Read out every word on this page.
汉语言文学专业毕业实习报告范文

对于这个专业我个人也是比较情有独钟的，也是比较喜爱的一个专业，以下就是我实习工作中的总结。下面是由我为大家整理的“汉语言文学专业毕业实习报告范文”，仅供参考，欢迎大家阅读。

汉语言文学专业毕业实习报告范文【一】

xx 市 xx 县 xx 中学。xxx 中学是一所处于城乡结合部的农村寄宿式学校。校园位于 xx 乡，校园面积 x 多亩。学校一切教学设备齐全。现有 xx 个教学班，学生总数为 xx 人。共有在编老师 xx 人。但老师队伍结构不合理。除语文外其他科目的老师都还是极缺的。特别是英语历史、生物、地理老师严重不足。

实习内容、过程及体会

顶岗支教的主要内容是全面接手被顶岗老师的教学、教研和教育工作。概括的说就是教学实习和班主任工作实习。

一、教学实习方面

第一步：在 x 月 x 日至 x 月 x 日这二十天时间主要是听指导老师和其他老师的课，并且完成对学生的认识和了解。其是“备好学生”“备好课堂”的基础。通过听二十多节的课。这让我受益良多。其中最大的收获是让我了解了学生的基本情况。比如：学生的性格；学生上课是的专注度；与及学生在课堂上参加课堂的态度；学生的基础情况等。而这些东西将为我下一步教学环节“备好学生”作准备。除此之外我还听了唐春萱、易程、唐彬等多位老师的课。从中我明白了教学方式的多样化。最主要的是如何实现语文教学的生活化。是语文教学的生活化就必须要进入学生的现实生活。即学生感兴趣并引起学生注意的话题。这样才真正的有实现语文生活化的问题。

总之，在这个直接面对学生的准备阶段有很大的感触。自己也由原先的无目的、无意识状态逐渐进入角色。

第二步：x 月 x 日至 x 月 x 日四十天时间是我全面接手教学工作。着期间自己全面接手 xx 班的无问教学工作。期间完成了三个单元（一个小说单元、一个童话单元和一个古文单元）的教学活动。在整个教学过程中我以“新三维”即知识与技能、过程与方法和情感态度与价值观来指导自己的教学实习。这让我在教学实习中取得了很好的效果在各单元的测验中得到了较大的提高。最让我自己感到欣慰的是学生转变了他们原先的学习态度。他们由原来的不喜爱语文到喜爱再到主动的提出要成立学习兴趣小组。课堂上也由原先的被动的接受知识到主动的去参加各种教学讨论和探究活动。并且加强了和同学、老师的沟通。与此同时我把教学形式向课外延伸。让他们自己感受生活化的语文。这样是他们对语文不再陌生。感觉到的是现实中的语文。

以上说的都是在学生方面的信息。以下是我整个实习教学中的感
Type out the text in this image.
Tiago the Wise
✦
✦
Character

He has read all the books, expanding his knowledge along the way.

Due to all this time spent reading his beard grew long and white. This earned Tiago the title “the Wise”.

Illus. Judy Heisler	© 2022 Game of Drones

* Your goal
Above are several records. Count the lines among them that contain "Tiago" and give only the total.

* Answer to the exercise
2